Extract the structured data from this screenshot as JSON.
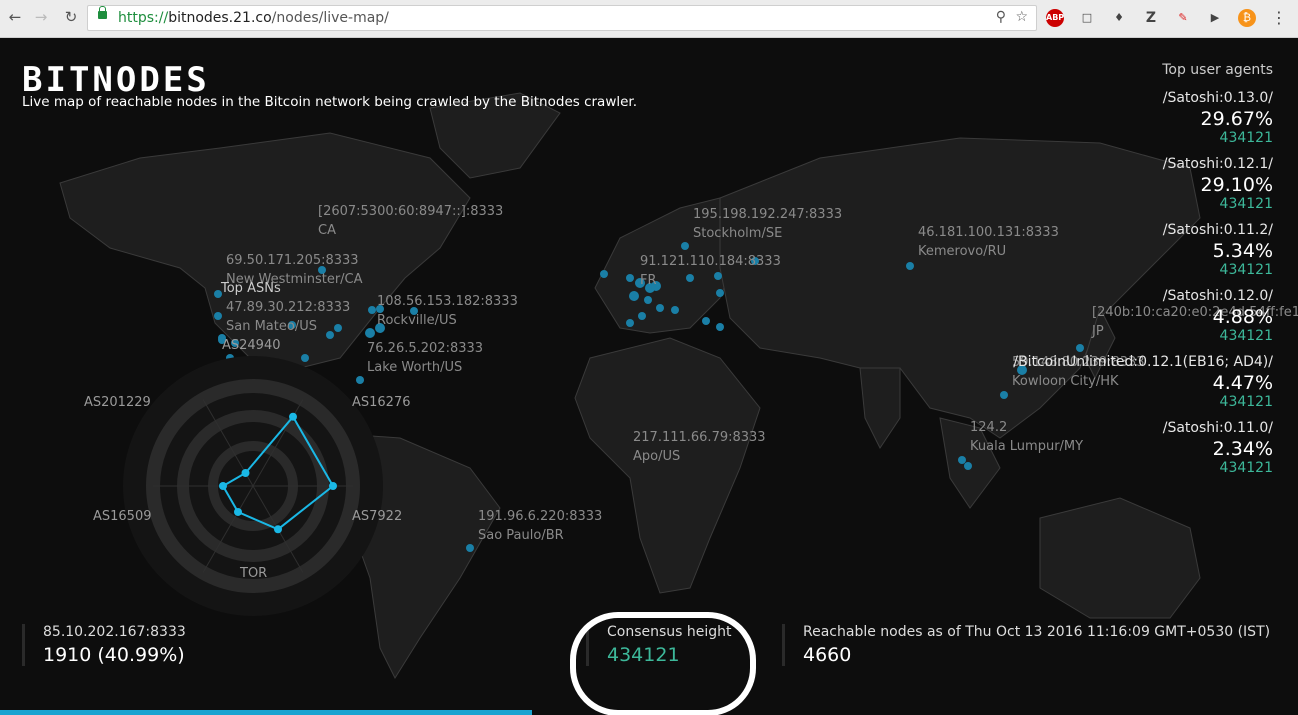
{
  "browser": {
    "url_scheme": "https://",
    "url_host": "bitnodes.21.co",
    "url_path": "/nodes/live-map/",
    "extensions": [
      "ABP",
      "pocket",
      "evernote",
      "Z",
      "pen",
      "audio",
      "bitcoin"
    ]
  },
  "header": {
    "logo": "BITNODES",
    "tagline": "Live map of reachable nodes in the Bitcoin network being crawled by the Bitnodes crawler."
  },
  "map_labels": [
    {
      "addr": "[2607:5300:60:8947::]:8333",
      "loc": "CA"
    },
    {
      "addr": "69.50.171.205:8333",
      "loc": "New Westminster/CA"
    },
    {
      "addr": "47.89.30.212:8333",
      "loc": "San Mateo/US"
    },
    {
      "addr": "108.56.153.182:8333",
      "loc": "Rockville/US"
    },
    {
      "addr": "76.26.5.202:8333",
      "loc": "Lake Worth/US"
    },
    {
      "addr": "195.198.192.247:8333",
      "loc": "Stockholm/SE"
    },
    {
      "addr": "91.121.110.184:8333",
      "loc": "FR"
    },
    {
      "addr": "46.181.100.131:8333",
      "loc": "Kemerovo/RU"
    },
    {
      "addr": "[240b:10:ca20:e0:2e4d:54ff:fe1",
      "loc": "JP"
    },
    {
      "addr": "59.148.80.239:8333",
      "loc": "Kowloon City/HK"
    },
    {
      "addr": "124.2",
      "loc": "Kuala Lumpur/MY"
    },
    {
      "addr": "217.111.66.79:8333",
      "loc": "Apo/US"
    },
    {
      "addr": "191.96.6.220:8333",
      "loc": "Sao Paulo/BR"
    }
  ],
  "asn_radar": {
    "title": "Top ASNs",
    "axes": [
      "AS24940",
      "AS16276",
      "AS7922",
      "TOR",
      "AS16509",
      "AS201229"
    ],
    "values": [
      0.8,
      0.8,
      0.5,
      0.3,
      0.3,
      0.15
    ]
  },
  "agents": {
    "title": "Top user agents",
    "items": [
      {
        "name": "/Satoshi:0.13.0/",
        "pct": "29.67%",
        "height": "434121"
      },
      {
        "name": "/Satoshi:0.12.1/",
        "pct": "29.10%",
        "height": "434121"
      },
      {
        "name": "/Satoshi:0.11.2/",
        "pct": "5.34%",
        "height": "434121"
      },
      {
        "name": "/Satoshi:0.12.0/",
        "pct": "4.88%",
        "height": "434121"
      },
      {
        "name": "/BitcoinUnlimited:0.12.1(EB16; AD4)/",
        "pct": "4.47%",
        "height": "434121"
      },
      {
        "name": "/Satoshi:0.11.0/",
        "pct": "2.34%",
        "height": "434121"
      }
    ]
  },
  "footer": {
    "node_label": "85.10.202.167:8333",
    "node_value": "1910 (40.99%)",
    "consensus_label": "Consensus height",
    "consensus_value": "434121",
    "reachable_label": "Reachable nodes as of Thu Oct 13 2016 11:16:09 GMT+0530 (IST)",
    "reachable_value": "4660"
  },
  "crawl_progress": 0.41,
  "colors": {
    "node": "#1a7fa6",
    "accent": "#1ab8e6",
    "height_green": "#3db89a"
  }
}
****************
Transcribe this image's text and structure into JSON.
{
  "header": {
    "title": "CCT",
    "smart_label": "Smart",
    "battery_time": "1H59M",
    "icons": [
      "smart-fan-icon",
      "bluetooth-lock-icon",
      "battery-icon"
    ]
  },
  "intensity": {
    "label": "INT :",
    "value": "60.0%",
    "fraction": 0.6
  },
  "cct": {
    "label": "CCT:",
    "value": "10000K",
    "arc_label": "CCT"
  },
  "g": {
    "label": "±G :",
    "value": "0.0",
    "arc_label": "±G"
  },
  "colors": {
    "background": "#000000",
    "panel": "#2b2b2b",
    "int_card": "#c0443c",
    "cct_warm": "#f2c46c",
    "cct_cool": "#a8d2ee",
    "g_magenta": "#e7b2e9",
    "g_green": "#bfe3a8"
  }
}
****************
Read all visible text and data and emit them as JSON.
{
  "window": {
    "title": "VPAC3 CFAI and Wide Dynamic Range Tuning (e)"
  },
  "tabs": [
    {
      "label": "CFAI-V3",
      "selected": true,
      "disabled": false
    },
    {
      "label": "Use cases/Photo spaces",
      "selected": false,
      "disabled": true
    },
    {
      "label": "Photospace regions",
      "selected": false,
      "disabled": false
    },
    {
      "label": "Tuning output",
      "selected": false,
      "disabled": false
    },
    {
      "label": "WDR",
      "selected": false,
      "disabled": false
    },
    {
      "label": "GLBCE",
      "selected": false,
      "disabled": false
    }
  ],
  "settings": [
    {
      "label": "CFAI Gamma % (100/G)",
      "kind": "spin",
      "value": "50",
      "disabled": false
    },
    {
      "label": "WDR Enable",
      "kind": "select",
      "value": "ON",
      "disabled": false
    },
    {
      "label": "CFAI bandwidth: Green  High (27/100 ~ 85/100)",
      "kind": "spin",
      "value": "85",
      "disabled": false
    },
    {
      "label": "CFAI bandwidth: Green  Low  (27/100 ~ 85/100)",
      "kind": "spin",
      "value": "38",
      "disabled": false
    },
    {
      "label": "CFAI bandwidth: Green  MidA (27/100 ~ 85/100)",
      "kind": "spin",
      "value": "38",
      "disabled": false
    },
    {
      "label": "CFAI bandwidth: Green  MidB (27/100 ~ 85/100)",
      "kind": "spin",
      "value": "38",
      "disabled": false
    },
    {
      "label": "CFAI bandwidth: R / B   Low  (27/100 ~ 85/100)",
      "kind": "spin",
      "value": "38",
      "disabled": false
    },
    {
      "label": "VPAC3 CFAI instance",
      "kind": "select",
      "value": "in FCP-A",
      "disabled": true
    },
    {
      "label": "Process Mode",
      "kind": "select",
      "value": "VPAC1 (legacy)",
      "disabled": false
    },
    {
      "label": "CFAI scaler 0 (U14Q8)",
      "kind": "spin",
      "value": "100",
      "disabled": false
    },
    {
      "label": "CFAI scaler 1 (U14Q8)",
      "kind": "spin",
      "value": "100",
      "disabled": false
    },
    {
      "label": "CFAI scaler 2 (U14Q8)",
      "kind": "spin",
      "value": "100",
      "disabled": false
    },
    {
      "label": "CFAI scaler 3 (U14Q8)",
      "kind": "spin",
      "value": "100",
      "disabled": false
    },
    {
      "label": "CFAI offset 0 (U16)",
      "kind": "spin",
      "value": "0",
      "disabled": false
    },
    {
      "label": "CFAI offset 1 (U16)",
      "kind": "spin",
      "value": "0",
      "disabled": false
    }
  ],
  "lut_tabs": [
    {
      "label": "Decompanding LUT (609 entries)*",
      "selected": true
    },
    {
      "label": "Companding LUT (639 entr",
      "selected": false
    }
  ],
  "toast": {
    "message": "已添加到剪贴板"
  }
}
****************
GIVEN PROBLEM: Out of the material above, select every line that holds the string "true".

TASK OUTPUT:
      "selected": true,
      "disabled": true
      "disabled": true
      "selected": true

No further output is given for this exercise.